*SOURCE RECORDS*
- - -

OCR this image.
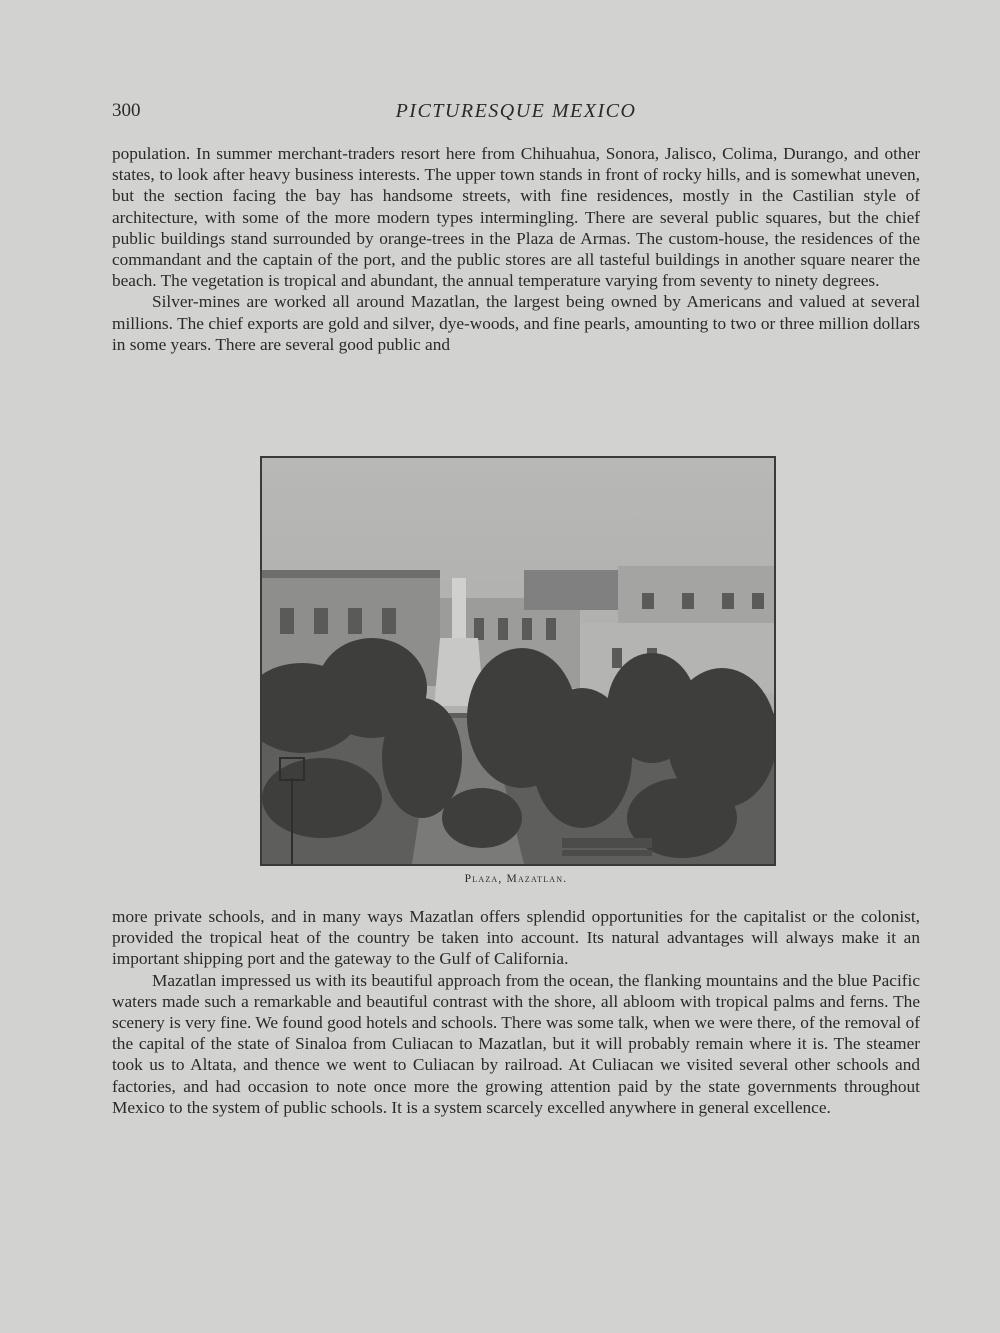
300	PICTURESQUE MEXICO

population. In summer merchant-traders resort here from Chihuahua, Sonora, Jalisco, Colima, Durango, and other states, to look after heavy business interests. The upper town stands in front of rocky hills, and is somewhat uneven, but the section facing the bay has handsome streets, with fine residences, mostly in the Castilian style of architecture, with some of the more modern types intermingling. There are several public squares, but the chief public buildings stand surrounded by orange-trees in the Plaza de Armas. The custom-house, the residences of the commandant and the captain of the port, and the public stores are all tasteful buildings in another square nearer the beach. The vegetation is tropical and abundant, the annual temperature varying from seventy to ninety degrees.

Silver-mines are worked all around Mazatlan, the largest being owned by Americans and valued at several millions. The chief exports are gold and silver, dye-woods, and fine pearls, amounting to two or three million dollars in some years. There are several good public and

Plaza, Mazatlan.

more private schools, and in many ways Mazatlan offers splendid opportunities for the capitalist or the colonist, provided the tropical heat of the country be taken into account. Its natural advantages will always make it an important shipping port and the gateway to the Gulf of California.

Mazatlan impressed us with its beautiful approach from the ocean, the flanking mountains and the blue Pacific waters made such a remarkable and beautiful contrast with the shore, all abloom with tropical palms and ferns. The scenery is very fine. We found good hotels and schools. There was some talk, when we were there, of the removal of the capital of the state of Sinaloa from Culiacan to Mazatlan, but it will probably remain where it is. The steamer took us to Altata, and thence we went to Culiacan by railroad. At Culiacan we visited several other schools and factories, and had occasion to note once more the growing attention paid by the state governments throughout Mexico to the system of public schools. It is a system scarcely excelled anywhere in general excellence.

- - -

*WHAT IS ASKED*
The data above should be repeated exactly, minus any pictures.

*THE SOLUTION*
OCR this image.
300	PICTURESQUE MEXICO

population. In summer merchant-traders resort here from Chihuahua, Sonora, Jalisco, Colima, Durango, and other states, to look after heavy business interests. The upper town stands in front of rocky hills, and is somewhat uneven, but the section facing the bay has handsome streets, with fine residences, mostly in the Castilian style of architecture, with some of the more modern types intermingling. There are several public squares, but the chief public buildings stand surrounded by orange-trees in the Plaza de Armas. The custom-house, the residences of the commandant and the captain of the port, and the public stores are all tasteful buildings in another square nearer the beach. The vegetation is tropical and abundant, the annual temperature varying from seventy to ninety degrees.

Silver-mines are worked all around Mazatlan, the largest being owned by Americans and valued at several millions. The chief exports are gold and silver, dye-woods, and fine pearls, amounting to two or three million dollars in some years. There are several good public and

Plaza, Mazatlan.

more private schools, and in many ways Mazatlan offers splendid opportunities for the capitalist or the colonist, provided the tropical heat of the country be taken into account. Its natural advantages will always make it an important shipping port and the gateway to the Gulf of California.

Mazatlan impressed us with its beautiful approach from the ocean, the flanking mountains and the blue Pacific waters made such a remarkable and beautiful contrast with the shore, all abloom with tropical palms and ferns. The scenery is very fine. We found good hotels and schools. There was some talk, when we were there, of the removal of the capital of the state of Sinaloa from Culiacan to Mazatlan, but it will probably remain where it is. The steamer took us to Altata, and thence we went to Culiacan by railroad. At Culiacan we visited several other schools and factories, and had occasion to note once more the growing attention paid by the state governments throughout Mexico to the system of public schools. It is a system scarcely excelled anywhere in general excellence.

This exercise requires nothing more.